***** Information shown

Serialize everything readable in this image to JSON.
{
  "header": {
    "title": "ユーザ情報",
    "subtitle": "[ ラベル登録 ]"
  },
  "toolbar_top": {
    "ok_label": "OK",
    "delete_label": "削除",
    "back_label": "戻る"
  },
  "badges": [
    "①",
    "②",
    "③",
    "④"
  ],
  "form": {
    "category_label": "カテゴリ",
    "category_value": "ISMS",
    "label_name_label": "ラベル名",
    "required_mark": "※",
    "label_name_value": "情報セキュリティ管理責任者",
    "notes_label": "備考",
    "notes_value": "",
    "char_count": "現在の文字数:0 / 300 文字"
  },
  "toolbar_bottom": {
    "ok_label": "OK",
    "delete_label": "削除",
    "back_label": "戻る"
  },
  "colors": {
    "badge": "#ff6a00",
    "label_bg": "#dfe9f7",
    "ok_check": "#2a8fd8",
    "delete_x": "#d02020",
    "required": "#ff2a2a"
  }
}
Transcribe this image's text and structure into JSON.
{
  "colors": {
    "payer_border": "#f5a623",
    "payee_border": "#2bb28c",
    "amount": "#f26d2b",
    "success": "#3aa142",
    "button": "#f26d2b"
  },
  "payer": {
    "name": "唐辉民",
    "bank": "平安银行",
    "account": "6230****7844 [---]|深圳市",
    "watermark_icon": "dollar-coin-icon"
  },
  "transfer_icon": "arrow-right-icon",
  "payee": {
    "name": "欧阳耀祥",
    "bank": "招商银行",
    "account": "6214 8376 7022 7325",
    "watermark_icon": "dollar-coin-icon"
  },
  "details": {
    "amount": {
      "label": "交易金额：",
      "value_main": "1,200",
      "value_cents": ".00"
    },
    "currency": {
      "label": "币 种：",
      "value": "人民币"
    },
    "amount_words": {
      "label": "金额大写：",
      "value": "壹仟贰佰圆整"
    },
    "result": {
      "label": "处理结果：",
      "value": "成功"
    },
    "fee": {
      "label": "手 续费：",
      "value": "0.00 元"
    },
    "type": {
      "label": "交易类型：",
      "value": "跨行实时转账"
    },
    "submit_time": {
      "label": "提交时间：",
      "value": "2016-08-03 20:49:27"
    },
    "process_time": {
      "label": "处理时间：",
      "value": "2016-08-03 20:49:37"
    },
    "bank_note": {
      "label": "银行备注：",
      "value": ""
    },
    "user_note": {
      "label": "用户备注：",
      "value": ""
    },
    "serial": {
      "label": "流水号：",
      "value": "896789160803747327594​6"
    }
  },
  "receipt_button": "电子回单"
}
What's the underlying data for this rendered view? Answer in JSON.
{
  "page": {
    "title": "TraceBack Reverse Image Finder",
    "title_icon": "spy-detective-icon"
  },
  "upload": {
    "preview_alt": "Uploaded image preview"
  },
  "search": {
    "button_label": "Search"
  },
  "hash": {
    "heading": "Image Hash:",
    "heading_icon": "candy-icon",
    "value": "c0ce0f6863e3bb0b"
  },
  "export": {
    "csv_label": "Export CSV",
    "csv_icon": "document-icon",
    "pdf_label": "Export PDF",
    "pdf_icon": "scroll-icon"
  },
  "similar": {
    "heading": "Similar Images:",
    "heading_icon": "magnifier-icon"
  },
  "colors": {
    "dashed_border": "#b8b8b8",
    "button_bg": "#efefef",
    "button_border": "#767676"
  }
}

**********

Report how many lines contain "JSON". Give nothing but the number.

3